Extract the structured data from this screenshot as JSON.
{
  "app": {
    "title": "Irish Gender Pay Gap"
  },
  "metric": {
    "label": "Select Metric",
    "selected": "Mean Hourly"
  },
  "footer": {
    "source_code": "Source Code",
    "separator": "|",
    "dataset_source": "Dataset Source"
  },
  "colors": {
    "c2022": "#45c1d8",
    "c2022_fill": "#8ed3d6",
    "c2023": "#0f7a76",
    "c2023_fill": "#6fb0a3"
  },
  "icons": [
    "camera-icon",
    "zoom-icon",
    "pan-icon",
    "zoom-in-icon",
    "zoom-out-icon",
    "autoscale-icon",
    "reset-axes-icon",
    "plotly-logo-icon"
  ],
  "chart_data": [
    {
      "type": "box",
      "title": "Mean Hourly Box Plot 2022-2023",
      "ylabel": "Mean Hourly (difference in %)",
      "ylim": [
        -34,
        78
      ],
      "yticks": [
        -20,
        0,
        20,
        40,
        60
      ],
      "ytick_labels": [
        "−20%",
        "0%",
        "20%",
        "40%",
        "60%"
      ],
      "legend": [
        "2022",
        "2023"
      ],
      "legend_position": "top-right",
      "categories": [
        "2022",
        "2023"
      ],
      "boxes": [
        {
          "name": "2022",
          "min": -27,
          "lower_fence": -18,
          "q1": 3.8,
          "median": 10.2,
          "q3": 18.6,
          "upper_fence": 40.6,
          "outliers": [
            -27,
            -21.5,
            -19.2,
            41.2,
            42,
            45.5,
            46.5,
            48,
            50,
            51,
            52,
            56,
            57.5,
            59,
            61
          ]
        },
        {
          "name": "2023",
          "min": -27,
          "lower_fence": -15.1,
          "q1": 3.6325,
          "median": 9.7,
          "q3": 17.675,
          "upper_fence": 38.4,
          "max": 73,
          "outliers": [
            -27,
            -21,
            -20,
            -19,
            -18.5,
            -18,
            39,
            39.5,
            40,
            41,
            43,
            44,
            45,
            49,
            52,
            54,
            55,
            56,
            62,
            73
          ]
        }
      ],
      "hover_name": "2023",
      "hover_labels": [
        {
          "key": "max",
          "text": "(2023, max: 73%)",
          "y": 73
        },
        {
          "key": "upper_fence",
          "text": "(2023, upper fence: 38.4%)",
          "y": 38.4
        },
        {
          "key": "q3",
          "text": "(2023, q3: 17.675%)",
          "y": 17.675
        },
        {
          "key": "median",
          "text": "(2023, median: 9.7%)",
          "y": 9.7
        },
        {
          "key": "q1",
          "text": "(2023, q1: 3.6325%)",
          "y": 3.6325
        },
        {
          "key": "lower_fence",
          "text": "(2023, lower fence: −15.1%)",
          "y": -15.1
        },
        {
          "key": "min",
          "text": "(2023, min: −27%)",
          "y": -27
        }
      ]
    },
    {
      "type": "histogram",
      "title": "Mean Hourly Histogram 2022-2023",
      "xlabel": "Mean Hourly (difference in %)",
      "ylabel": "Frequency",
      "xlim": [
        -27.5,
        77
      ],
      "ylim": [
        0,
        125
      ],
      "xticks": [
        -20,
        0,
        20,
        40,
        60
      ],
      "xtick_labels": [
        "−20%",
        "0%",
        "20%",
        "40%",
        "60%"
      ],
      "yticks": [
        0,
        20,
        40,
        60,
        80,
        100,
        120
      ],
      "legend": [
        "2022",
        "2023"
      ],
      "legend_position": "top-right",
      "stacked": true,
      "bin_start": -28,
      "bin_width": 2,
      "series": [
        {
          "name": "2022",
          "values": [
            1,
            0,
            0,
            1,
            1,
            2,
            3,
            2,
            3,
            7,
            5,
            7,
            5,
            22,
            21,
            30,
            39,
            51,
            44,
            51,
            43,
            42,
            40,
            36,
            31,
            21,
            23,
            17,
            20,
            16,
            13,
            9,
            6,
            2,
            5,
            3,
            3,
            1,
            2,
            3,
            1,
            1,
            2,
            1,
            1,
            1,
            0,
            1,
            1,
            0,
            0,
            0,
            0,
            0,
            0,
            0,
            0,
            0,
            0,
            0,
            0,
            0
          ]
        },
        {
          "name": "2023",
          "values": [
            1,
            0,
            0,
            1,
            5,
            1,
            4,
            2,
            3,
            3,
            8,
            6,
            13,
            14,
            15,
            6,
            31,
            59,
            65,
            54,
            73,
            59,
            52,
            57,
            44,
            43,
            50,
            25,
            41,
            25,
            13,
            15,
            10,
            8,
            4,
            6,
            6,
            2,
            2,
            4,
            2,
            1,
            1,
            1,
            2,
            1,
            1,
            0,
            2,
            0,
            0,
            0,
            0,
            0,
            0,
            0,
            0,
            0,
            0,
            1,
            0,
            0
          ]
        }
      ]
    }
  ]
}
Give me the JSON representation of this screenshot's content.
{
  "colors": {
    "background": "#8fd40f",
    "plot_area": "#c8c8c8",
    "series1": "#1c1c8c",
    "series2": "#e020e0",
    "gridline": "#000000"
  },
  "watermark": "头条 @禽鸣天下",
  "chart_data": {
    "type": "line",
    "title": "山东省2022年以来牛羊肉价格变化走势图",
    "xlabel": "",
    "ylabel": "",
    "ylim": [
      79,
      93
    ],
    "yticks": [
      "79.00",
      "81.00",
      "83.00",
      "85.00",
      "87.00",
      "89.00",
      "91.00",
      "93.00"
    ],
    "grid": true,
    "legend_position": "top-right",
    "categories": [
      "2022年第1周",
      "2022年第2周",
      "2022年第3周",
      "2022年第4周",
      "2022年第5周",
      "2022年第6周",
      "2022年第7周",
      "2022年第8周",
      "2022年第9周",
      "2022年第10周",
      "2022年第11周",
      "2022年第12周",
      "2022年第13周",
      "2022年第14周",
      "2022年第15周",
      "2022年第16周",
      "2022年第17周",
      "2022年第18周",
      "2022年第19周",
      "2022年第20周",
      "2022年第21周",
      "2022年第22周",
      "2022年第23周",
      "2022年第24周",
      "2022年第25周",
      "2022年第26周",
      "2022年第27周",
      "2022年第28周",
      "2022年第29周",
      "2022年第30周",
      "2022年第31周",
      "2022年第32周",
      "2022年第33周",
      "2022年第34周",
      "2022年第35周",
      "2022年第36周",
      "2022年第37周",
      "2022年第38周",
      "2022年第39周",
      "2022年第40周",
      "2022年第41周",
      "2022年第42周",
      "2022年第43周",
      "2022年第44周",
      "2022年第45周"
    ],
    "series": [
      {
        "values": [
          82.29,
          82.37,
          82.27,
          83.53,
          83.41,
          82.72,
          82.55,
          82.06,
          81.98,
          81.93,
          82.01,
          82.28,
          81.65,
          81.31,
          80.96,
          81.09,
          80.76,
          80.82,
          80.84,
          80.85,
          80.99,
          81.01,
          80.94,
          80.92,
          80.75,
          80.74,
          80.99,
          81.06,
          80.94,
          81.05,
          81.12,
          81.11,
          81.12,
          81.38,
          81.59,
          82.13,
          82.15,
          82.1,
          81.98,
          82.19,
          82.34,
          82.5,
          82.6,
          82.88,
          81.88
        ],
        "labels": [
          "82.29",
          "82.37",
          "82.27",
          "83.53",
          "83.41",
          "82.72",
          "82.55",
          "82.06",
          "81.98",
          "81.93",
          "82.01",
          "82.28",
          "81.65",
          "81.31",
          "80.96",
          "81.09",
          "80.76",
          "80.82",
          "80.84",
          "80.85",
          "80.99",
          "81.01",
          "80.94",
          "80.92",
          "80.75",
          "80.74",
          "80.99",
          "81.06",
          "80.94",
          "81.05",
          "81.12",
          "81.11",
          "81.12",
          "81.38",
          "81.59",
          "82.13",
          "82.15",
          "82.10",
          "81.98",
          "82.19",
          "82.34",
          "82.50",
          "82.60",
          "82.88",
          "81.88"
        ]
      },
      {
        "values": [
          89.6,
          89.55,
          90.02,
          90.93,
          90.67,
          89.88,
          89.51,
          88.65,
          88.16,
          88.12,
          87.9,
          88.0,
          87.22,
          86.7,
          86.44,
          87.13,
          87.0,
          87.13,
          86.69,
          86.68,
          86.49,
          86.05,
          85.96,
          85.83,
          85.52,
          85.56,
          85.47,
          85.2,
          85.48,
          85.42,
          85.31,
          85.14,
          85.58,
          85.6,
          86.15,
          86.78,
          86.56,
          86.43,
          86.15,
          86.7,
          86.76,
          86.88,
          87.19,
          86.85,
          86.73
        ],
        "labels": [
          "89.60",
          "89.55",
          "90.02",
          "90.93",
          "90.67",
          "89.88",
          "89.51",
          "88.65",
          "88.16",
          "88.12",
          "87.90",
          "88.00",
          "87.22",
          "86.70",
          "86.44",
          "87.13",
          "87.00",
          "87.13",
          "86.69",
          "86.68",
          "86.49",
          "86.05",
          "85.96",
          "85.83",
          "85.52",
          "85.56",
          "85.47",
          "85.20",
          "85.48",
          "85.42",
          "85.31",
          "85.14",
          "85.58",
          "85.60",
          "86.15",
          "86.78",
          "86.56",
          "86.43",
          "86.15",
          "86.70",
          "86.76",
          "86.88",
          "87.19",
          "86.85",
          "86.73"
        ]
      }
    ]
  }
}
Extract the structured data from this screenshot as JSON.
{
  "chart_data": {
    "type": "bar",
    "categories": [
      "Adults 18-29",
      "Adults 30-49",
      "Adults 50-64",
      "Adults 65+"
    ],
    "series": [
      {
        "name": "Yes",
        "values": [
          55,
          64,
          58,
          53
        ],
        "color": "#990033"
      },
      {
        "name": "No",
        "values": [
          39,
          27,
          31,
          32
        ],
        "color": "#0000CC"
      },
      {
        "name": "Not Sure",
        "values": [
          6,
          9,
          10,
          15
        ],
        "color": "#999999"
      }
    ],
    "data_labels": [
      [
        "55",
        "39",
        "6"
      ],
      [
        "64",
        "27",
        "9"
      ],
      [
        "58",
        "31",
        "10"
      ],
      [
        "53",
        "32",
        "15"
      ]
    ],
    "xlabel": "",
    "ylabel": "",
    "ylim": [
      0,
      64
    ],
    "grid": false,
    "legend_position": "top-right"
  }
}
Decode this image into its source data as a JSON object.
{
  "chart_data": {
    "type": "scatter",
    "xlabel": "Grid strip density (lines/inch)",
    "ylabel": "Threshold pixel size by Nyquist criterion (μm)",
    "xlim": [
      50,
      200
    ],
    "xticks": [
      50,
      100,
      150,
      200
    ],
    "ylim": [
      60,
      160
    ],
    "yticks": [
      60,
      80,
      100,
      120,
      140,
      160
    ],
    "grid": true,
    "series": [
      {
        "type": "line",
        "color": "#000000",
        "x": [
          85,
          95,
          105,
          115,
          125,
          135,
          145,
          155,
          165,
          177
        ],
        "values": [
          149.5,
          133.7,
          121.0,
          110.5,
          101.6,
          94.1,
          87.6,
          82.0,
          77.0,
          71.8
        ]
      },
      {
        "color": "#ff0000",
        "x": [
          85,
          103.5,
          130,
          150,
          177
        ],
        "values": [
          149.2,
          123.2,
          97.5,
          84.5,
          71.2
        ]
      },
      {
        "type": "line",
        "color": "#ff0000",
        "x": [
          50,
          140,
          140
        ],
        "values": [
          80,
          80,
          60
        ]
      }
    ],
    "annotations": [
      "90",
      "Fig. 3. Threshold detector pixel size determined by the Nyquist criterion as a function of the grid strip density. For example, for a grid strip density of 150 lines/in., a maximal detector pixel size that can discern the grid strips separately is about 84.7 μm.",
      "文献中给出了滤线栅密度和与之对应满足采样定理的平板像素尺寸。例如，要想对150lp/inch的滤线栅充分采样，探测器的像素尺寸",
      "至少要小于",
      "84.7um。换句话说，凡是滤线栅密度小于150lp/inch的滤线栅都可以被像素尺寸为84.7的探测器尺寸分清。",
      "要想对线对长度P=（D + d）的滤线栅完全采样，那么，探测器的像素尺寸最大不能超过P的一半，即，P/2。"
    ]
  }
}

^^^^^^^^^^^^^^^^

Description of the task =>
Find every line in the records above that contains the word "type", and copy each one.

Reply to the task =>
      "type": "box",
      "type": "histogram",
    "type": "line",
    "type": "bar",
    "type": "scatter",
        "type": "line",
        "type": "line",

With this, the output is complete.